■ **Task statement**
Retype each entry below, keeping every character the same.

■ **Stored records**
•••••

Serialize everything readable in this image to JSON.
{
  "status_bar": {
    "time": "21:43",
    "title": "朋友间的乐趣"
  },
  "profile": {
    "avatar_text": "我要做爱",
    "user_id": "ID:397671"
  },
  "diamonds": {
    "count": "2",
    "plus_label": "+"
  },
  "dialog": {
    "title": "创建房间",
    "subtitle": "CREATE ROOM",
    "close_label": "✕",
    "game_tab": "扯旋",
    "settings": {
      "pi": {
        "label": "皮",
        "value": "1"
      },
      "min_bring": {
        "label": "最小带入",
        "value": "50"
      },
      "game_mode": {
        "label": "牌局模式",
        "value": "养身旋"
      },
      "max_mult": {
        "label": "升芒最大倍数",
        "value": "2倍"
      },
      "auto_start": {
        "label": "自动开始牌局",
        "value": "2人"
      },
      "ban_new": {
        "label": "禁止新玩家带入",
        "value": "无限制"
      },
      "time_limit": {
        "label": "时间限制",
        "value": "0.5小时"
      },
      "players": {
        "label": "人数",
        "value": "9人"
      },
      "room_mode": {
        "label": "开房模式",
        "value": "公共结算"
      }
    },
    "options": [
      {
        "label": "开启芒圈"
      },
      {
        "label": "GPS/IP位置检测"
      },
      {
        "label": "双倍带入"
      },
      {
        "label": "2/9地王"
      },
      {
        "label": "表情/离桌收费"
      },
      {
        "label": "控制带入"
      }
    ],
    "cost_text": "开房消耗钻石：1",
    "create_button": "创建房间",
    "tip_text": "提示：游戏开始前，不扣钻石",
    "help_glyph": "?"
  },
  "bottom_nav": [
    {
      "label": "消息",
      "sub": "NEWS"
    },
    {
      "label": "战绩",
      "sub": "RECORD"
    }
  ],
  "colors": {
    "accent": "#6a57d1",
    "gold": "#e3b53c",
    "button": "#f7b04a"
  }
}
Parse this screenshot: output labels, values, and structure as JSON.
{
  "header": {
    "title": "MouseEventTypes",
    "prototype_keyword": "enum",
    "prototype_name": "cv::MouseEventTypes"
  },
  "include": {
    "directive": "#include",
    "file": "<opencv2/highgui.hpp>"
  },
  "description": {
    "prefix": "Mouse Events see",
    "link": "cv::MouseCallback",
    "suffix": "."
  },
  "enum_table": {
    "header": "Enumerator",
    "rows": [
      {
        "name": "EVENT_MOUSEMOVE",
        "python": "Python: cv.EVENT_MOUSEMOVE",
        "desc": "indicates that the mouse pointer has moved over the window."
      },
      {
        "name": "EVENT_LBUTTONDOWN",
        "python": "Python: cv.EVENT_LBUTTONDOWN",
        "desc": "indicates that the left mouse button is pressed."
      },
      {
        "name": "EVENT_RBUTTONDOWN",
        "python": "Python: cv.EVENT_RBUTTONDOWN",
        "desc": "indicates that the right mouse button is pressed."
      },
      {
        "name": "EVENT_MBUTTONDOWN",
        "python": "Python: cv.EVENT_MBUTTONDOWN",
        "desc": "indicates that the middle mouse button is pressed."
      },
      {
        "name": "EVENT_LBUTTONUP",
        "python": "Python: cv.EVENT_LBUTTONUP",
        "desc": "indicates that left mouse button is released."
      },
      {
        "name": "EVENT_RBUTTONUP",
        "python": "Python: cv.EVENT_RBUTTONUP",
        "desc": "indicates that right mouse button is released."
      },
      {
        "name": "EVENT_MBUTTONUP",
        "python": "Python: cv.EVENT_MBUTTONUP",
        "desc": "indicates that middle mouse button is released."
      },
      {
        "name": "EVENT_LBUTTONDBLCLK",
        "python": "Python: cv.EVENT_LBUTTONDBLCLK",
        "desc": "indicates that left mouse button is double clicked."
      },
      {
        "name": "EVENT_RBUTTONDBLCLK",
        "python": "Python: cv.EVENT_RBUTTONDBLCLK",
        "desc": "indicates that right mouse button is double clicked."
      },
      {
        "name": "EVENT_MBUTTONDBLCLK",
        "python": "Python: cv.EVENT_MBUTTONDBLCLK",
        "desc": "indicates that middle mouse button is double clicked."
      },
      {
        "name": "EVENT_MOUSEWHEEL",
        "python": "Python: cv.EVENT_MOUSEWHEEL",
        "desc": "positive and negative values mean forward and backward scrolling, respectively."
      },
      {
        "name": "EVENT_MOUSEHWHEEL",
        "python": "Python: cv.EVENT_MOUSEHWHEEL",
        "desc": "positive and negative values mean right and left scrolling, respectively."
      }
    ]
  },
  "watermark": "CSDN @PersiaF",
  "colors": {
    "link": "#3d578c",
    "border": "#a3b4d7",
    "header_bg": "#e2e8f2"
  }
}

•••••

■ **The response**
Serialize everything readable in this image to JSON.
{
  "status_bar": {
    "time": "21:43",
    "title": "朋友间的乐趣"
  },
  "profile": {
    "avatar_text": "我要做爱",
    "user_id": "ID:397671"
  },
  "diamonds": {
    "count": "2",
    "plus_label": "+"
  },
  "dialog": {
    "title": "创建房间",
    "subtitle": "CREATE ROOM",
    "close_label": "✕",
    "game_tab": "扯旋",
    "settings": {
      "pi": {
        "label": "皮",
        "value": "1"
      },
      "min_bring": {
        "label": "最小带入",
        "value": "50"
      },
      "game_mode": {
        "label": "牌局模式",
        "value": "养身旋"
      },
      "max_mult": {
        "label": "升芒最大倍数",
        "value": "2倍"
      },
      "auto_start": {
        "label": "自动开始牌局",
        "value": "2人"
      },
      "ban_new": {
        "label": "禁止新玩家带入",
        "value": "无限制"
      },
      "time_limit": {
        "label": "时间限制",
        "value": "0.5小时"
      },
      "players": {
        "label": "人数",
        "value": "9人"
      },
      "room_mode": {
        "label": "开房模式",
        "value": "公共结算"
      }
    },
    "options": [
      {
        "label": "开启芒圈"
      },
      {
        "label": "GPS/IP位置检测"
      },
      {
        "label": "双倍带入"
      },
      {
        "label": "2/9地王"
      },
      {
        "label": "表情/离桌收费"
      },
      {
        "label": "控制带入"
      }
    ],
    "cost_text": "开房消耗钻石：1",
    "create_button": "创建房间",
    "tip_text": "提示：游戏开始前，不扣钻石",
    "help_glyph": "?"
  },
  "bottom_nav": [
    {
      "label": "消息",
      "sub": "NEWS"
    },
    {
      "label": "战绩",
      "sub": "RECORD"
    }
  ],
  "colors": {
    "accent": "#6a57d1",
    "gold": "#e3b53c",
    "button": "#f7b04a"
  }
}
Parse this screenshot: output labels, values, and structure as JSON.
{
  "header": {
    "title": "MouseEventTypes",
    "prototype_keyword": "enum",
    "prototype_name": "cv::MouseEventTypes"
  },
  "include": {
    "directive": "#include",
    "file": "<opencv2/highgui.hpp>"
  },
  "description": {
    "prefix": "Mouse Events see",
    "link": "cv::MouseCallback",
    "suffix": "."
  },
  "enum_table": {
    "header": "Enumerator",
    "rows": [
      {
        "name": "EVENT_MOUSEMOVE",
        "python": "Python: cv.EVENT_MOUSEMOVE",
        "desc": "indicates that the mouse pointer has moved over the window."
      },
      {
        "name": "EVENT_LBUTTONDOWN",
        "python": "Python: cv.EVENT_LBUTTONDOWN",
        "desc": "indicates that the left mouse button is pressed."
      },
      {
        "name": "EVENT_RBUTTONDOWN",
        "python": "Python: cv.EVENT_RBUTTONDOWN",
        "desc": "indicates that the right mouse button is pressed."
      },
      {
        "name": "EVENT_MBUTTONDOWN",
        "python": "Python: cv.EVENT_MBUTTONDOWN",
        "desc": "indicates that the middle mouse button is pressed."
      },
      {
        "name": "EVENT_LBUTTONUP",
        "python": "Python: cv.EVENT_LBUTTONUP",
        "desc": "indicates that left mouse button is released."
      },
      {
        "name": "EVENT_RBUTTONUP",
        "python": "Python: cv.EVENT_RBUTTONUP",
        "desc": "indicates that right mouse button is released."
      },
      {
        "name": "EVENT_MBUTTONUP",
        "python": "Python: cv.EVENT_MBUTTONUP",
        "desc": "indicates that middle mouse button is released."
      },
      {
        "name": "EVENT_LBUTTONDBLCLK",
        "python": "Python: cv.EVENT_LBUTTONDBLCLK",
        "desc": "indicates that left mouse button is double clicked."
      },
      {
        "name": "EVENT_RBUTTONDBLCLK",
        "python": "Python: cv.EVENT_RBUTTONDBLCLK",
        "desc": "indicates that right mouse button is double clicked."
      },
      {
        "name": "EVENT_MBUTTONDBLCLK",
        "python": "Python: cv.EVENT_MBUTTONDBLCLK",
        "desc": "indicates that middle mouse button is double clicked."
      },
      {
        "name": "EVENT_MOUSEWHEEL",
        "python": "Python: cv.EVENT_MOUSEWHEEL",
        "desc": "positive and negative values mean forward and backward scrolling, respectively."
      },
      {
        "name": "EVENT_MOUSEHWHEEL",
        "python": "Python: cv.EVENT_MOUSEHWHEEL",
        "desc": "positive and negative values mean right and left scrolling, respectively."
      }
    ]
  },
  "watermark": "CSDN @PersiaF",
  "colors": {
    "link": "#3d578c",
    "border": "#a3b4d7",
    "header_bg": "#e2e8f2"
  }
}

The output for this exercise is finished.